Written exercise: Pull out the lines of the records that begin at the line containing "data-point: [551, 297, 560, 306]" and continue through the line containing "data-point: [139, 377, 148, 386]", both included, and reproduce them without any change.

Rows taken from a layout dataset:
- - - - - - -

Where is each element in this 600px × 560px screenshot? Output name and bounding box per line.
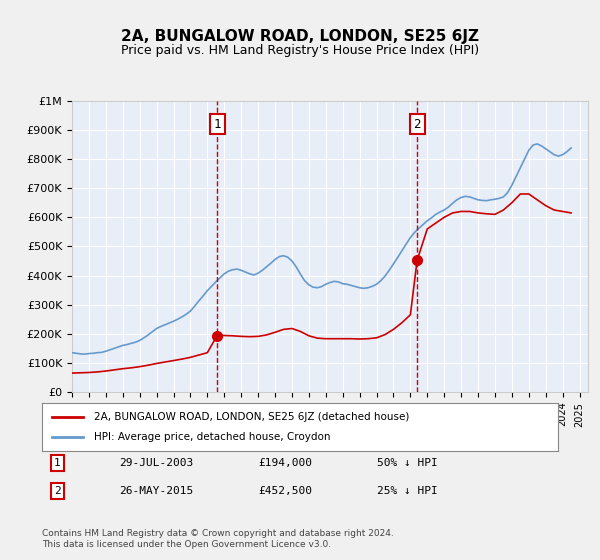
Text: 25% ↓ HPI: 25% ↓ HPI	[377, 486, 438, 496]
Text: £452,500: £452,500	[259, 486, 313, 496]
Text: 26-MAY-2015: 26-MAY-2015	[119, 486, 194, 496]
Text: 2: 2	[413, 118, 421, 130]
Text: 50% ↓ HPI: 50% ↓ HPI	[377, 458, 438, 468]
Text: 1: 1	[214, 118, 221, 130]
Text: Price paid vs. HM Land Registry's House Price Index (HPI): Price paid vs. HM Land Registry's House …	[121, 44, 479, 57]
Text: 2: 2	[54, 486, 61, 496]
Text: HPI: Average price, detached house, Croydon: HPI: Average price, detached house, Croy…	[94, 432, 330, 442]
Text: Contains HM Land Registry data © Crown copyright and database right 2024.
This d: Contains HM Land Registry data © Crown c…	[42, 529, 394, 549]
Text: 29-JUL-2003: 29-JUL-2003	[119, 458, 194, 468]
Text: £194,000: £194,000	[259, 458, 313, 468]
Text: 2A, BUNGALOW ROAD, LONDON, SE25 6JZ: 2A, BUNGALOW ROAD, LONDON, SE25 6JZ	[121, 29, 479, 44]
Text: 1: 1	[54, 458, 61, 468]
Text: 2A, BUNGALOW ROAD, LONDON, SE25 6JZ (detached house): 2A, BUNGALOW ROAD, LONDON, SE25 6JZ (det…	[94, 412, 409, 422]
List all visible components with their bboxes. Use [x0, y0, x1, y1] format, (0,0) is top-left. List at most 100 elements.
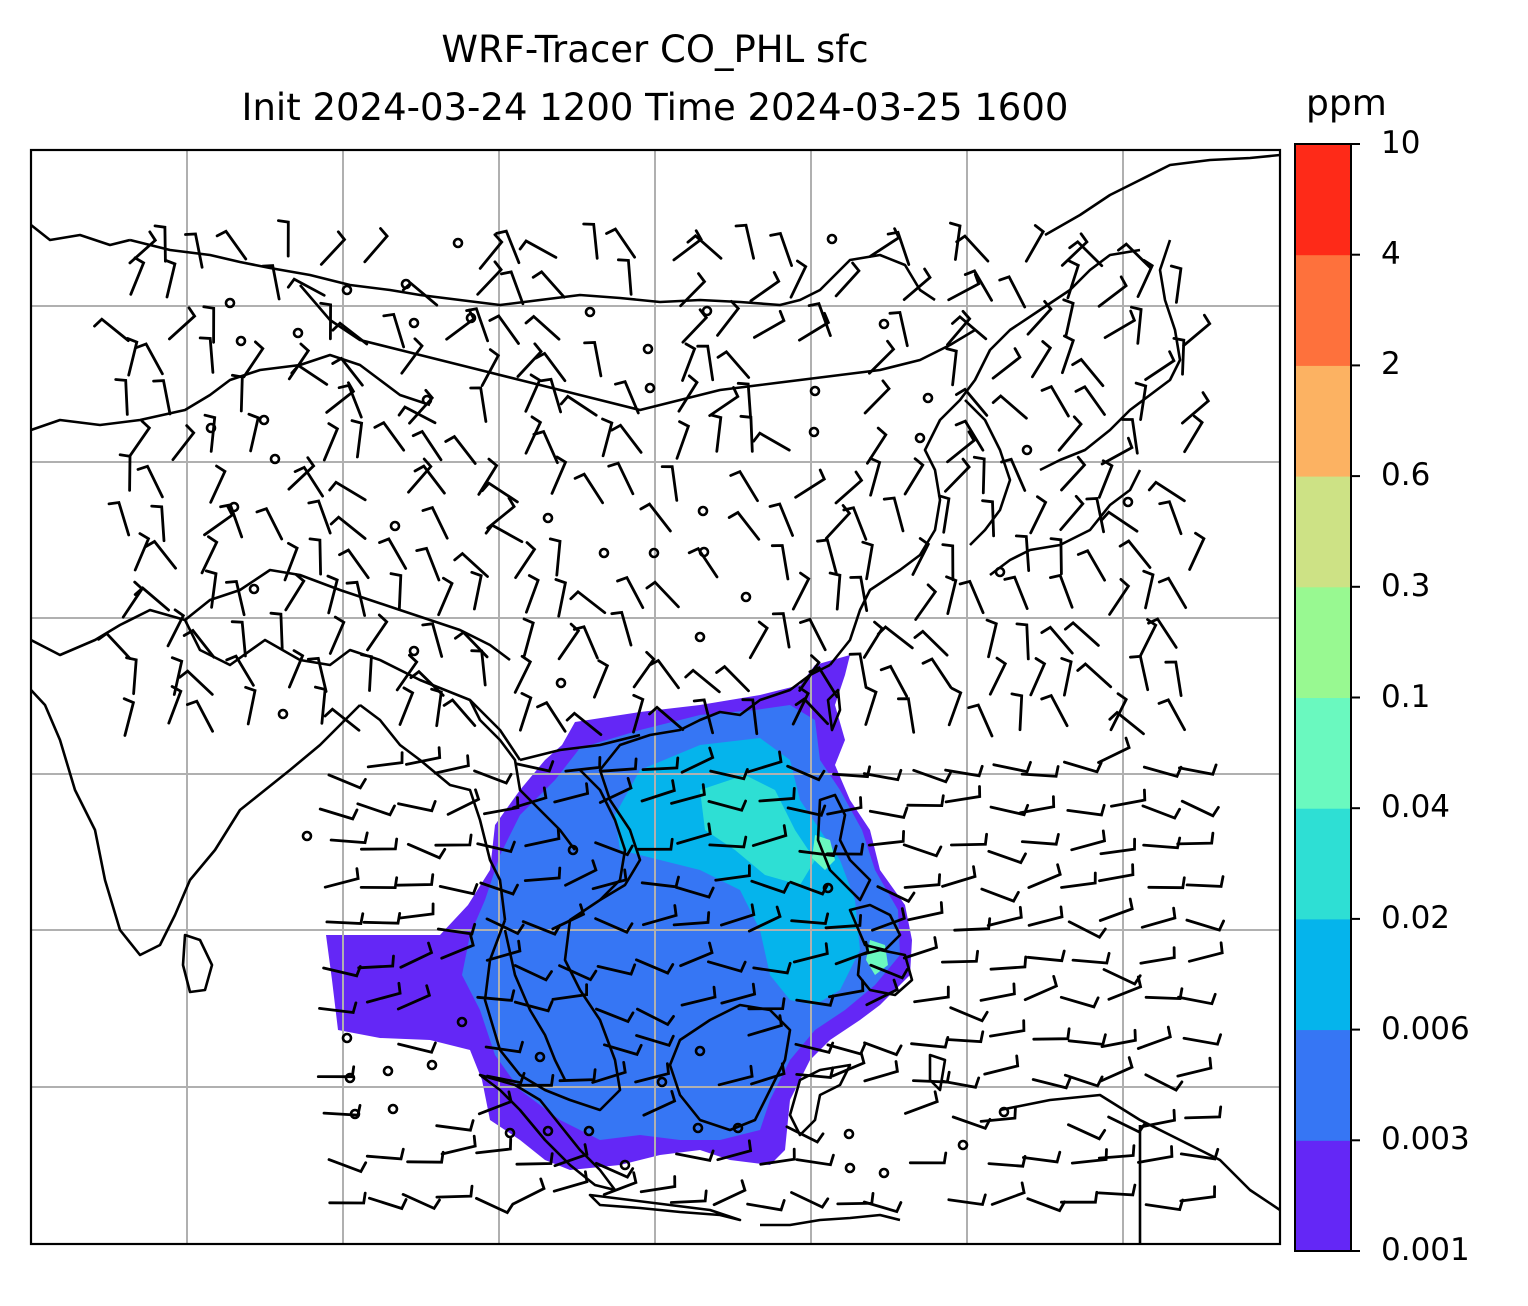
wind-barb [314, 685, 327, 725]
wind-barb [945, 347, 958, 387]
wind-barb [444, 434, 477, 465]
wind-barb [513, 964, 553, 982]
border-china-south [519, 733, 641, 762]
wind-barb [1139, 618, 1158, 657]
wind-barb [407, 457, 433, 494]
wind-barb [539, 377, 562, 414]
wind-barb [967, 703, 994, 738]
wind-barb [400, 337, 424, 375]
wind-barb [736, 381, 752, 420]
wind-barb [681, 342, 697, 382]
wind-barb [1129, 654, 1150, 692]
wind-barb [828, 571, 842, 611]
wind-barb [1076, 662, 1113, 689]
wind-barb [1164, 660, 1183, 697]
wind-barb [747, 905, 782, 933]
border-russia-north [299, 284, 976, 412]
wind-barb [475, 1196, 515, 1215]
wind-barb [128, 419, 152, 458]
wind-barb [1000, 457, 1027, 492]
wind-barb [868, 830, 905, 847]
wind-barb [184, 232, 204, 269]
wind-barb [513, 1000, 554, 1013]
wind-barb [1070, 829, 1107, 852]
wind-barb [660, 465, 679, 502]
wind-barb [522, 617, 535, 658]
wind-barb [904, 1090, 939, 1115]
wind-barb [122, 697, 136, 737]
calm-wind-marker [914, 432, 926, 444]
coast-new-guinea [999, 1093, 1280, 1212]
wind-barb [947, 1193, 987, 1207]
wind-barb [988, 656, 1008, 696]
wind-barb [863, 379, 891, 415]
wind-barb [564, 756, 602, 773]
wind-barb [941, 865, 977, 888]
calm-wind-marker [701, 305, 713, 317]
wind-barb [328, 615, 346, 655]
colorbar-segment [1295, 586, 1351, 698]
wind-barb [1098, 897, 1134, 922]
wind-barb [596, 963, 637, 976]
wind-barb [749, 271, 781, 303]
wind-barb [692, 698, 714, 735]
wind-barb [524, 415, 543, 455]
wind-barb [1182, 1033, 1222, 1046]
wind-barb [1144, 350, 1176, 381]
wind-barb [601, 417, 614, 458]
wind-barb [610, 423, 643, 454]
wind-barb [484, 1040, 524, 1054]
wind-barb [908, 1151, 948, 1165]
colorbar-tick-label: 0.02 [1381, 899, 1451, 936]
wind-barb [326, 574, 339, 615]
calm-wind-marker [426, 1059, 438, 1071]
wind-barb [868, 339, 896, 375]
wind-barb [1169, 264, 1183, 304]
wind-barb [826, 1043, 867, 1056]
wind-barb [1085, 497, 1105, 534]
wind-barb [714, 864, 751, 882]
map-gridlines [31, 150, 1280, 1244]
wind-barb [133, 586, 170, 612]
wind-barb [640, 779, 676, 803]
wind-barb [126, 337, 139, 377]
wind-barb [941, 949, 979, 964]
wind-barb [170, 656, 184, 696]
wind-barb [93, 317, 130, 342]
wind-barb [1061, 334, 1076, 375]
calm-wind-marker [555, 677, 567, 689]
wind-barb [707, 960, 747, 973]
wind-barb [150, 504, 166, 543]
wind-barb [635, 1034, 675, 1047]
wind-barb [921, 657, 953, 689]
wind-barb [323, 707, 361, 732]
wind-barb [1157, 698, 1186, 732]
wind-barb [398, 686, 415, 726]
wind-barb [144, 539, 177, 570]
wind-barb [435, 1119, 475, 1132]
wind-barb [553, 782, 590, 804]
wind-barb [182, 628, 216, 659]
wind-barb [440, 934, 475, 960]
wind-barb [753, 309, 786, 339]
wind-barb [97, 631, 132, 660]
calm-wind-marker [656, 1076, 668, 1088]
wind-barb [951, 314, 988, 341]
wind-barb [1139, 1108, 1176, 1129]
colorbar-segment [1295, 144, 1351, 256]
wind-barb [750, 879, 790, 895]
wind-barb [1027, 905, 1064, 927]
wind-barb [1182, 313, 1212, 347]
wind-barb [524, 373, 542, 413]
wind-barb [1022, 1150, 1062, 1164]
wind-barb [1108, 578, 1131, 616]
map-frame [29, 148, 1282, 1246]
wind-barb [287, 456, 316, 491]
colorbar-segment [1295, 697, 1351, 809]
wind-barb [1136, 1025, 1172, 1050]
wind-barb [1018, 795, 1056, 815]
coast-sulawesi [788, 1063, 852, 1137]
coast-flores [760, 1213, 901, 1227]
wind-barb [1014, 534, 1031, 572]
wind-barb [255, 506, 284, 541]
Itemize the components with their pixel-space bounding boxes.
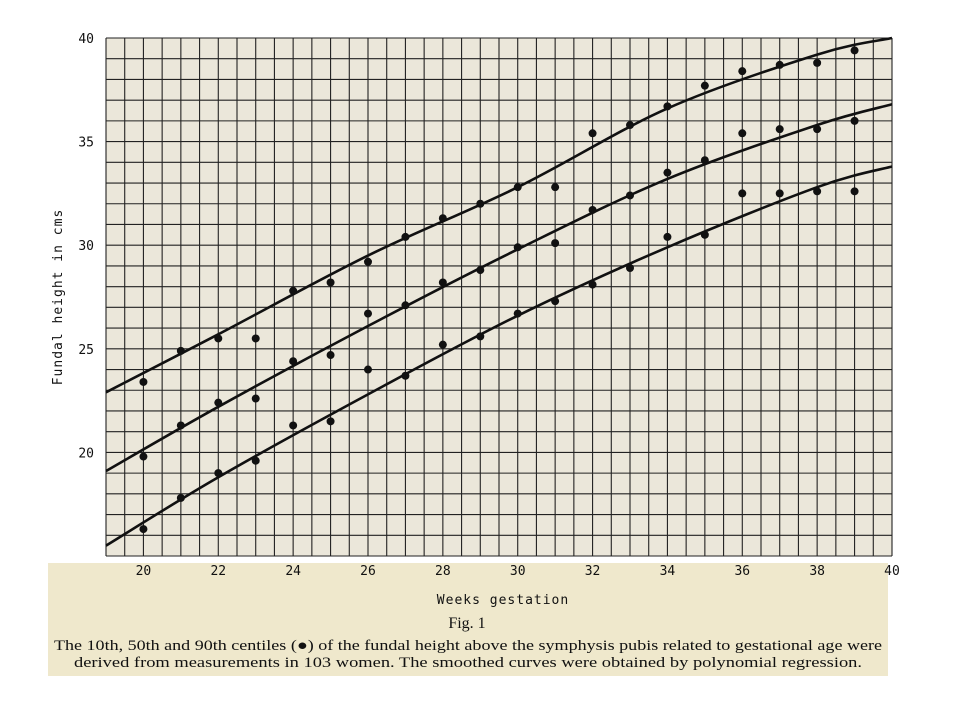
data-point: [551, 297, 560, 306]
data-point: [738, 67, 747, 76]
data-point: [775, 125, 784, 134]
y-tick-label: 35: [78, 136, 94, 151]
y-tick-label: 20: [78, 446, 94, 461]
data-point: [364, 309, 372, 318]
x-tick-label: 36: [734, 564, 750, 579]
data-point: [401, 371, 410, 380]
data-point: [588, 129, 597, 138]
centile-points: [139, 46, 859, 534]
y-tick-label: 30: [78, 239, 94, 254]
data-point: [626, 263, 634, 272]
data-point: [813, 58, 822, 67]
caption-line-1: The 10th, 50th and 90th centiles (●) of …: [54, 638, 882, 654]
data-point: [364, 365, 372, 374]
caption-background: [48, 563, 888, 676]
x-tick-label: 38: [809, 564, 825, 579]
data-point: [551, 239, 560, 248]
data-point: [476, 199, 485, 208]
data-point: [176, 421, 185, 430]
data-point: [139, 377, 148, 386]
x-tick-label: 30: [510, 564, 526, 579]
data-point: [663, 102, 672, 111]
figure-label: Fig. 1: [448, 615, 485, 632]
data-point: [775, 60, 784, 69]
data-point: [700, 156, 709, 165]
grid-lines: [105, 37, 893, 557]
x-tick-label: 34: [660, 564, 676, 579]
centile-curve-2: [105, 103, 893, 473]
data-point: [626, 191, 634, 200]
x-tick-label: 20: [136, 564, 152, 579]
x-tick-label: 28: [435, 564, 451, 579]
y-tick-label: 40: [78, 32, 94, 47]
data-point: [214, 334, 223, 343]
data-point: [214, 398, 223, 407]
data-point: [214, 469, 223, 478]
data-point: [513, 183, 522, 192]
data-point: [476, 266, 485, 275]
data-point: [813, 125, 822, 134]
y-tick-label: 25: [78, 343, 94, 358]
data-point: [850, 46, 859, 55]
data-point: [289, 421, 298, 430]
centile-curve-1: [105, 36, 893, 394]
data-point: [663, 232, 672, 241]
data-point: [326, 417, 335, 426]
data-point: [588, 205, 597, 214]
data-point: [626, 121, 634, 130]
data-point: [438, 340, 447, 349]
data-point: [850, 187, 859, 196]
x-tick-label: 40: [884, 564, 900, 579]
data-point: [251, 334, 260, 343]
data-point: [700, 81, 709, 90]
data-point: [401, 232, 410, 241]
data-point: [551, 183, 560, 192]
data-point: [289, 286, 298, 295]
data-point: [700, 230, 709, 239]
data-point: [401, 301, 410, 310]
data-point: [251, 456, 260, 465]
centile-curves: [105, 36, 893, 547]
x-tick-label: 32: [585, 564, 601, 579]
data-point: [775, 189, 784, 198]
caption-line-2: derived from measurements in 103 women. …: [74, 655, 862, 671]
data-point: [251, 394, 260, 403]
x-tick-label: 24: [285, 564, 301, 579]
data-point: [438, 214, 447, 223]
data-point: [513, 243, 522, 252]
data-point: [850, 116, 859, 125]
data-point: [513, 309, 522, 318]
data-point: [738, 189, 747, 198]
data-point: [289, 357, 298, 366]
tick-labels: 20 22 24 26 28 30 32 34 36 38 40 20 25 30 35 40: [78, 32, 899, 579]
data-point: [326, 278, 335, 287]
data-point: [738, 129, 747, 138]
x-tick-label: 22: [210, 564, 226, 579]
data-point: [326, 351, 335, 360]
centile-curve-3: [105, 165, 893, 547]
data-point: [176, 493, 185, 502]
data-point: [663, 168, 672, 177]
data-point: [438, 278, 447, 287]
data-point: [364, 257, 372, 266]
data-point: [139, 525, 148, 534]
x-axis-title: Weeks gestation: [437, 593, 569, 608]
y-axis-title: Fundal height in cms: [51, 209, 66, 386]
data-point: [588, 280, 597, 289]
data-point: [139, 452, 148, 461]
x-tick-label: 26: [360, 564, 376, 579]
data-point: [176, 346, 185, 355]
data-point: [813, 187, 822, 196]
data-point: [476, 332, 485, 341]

- - - - - - -

Solution to this task:
data-point: [551, 297, 560, 306]
data-point: [738, 67, 747, 76]
data-point: [775, 125, 784, 134]
y-tick-label: 35: [78, 136, 94, 151]
y-tick-label: 20: [78, 446, 94, 461]
data-point: [364, 309, 372, 318]
x-tick-label: 36: [734, 564, 750, 579]
data-point: [401, 371, 410, 380]
data-point: [588, 129, 597, 138]
centile-points: [139, 46, 859, 534]
y-tick-label: 30: [78, 239, 94, 254]
data-point: [626, 263, 634, 272]
data-point: [813, 58, 822, 67]
caption-line-1: The 10th, 50th and 90th centiles (●) of …: [54, 638, 882, 654]
data-point: [364, 365, 372, 374]
caption-background: [48, 563, 888, 676]
x-tick-label: 38: [809, 564, 825, 579]
data-point: [551, 239, 560, 248]
data-point: [476, 199, 485, 208]
data-point: [176, 421, 185, 430]
data-point: [139, 377, 148, 386]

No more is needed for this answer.